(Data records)
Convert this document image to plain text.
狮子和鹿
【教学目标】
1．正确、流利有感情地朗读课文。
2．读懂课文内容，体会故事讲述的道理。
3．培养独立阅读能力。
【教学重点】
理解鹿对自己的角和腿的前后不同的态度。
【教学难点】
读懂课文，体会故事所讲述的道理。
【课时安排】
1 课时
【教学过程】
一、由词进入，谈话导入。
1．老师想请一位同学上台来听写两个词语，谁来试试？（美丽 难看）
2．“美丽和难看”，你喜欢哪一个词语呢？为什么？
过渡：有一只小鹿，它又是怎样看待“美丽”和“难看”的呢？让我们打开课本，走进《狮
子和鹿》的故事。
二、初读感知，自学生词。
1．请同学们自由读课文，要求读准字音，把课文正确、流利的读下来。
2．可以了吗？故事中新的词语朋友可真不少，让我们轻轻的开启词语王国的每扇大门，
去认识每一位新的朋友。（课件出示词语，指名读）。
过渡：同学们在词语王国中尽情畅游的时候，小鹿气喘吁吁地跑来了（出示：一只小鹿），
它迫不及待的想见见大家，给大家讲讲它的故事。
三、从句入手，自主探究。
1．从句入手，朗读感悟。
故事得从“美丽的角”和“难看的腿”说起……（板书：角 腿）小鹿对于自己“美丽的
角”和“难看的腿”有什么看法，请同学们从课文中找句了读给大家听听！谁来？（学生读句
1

Directive: From the data, collect all lines where the string "难看的腿" appears.

Response to this exercise:
故事得从“美丽的角”和“难看的腿”说起……（板书：角 腿）小鹿对于自己“美丽的
角”和“难看的腿”有什么看法，请同学们从课文中找句了读给大家听听！谁来？（学生读句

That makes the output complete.